[Saved entries]

»»

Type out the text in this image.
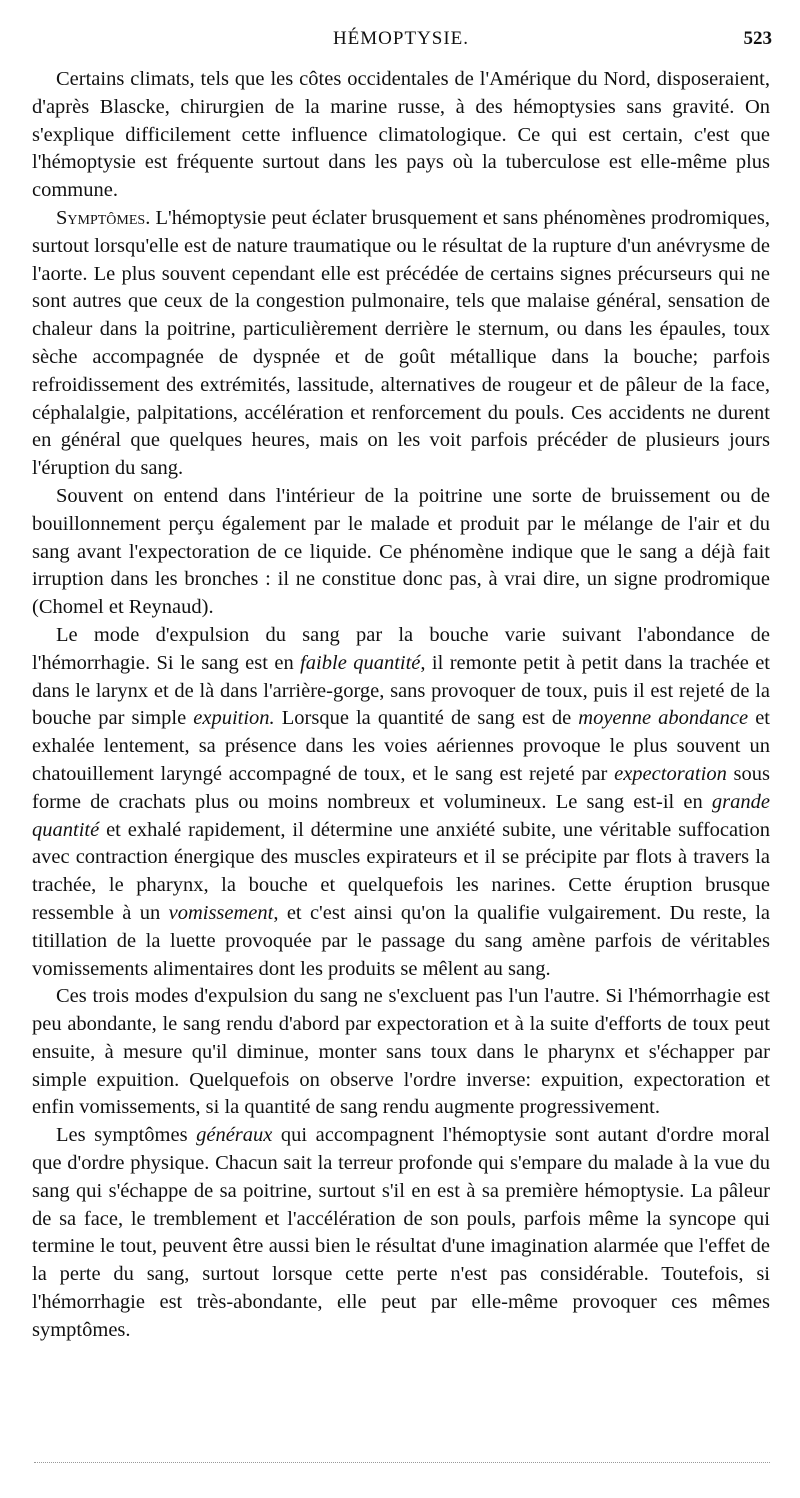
HÉMOPTYSIE.	523

Certains climats, tels que les côtes occidentales de l'Amérique du Nord, disposeraient, d'après Blascke, chirurgien de la marine russe, à des hémoptysies sans gravité. On s'explique difficilement cette influence climatologique. Ce qui est certain, c'est que l'hémoptysie est fréquente surtout dans les pays où la tuberculose est elle-même plus commune.

Symptômes. L'hémoptysie peut éclater brusquement et sans phénomènes prodromiques, surtout lorsqu'elle est de nature traumatique ou le résultat de la rupture d'un anévrysme de l'aorte. Le plus souvent cependant elle est précédée de certains signes précurseurs qui ne sont autres que ceux de la congestion pulmonaire, tels que malaise général, sensation de chaleur dans la poitrine, particulièrement derrière le sternum, ou dans les épaules, toux sèche accompagnée de dyspnée et de goût métallique dans la bouche; parfois refroidissement des extrémités, lassitude, alternatives de rougeur et de pâleur de la face, céphalalgie, palpitations, accélération et renforcement du pouls. Ces accidents ne durent en général que quelques heures, mais on les voit parfois précéder de plusieurs jours l'éruption du sang.

Souvent on entend dans l'intérieur de la poitrine une sorte de bruissement ou de bouillonnement perçu également par le malade et produit par le mélange de l'air et du sang avant l'expectoration de ce liquide. Ce phénomène indique que le sang a déjà fait irruption dans les bronches : il ne constitue donc pas, à vrai dire, un signe prodromique (Chomel et Reynaud).

Le mode d'expulsion du sang par la bouche varie suivant l'abondance de l'hémorrhagie. Si le sang est en faible quantité, il remonte petit à petit dans la trachée et dans le larynx et de là dans l'arrière-gorge, sans provoquer de toux, puis il est rejeté de la bouche par simple expuition. Lorsque la quantité de sang est de moyenne abondance et exhalée lentement, sa présence dans les voies aériennes provoque le plus souvent un chatouillement laryngé accompagné de toux, et le sang est rejeté par expectoration sous forme de crachats plus ou moins nombreux et volumineux. Le sang est-il en grande quantité et exhalé rapidement, il détermine une anxiété subite, une véritable suffocation avec contraction énergique des muscles expirateurs et il se précipite par flots à travers la trachée, le pharynx, la bouche et quelquefois les narines. Cette éruption brusque ressemble à un vomissement, et c'est ainsi qu'on la qualifie vulgairement. Du reste, la titillation de la luette provoquée par le passage du sang amène parfois de véritables vomissements alimentaires dont les produits se mêlent au sang.

Ces trois modes d'expulsion du sang ne s'excluent pas l'un l'autre. Si l'hémorrhagie est peu abondante, le sang rendu d'abord par expectoration et à la suite d'efforts de toux peut ensuite, à mesure qu'il diminue, monter sans toux dans le pharynx et s'échapper par simple expuition. Quelquefois on observe l'ordre inverse: expuition, expectoration et enfin vomissements, si la quantité de sang rendu augmente progressivement.

Les symptômes généraux qui accompagnent l'hémoptysie sont autant d'ordre moral que d'ordre physique. Chacun sait la terreur profonde qui s'empare du malade à la vue du sang qui s'échappe de sa poitrine, surtout s'il en est à sa première hémoptysie. La pâleur de sa face, le tremblement et l'accélération de son pouls, parfois même la syncope qui termine le tout, peuvent être aussi bien le résultat d'une imagination alarmée que l'effet de la perte du sang, surtout lorsque cette perte n'est pas considérable. Toutefois, si l'hémorrhagie est très-abondante, elle peut par elle-même provoquer ces mêmes symptômes.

««

- **Exercise task**: Looking at the listing above, count the lines that contain "vomissements" and give nothing but the number.

- **Reply**: 2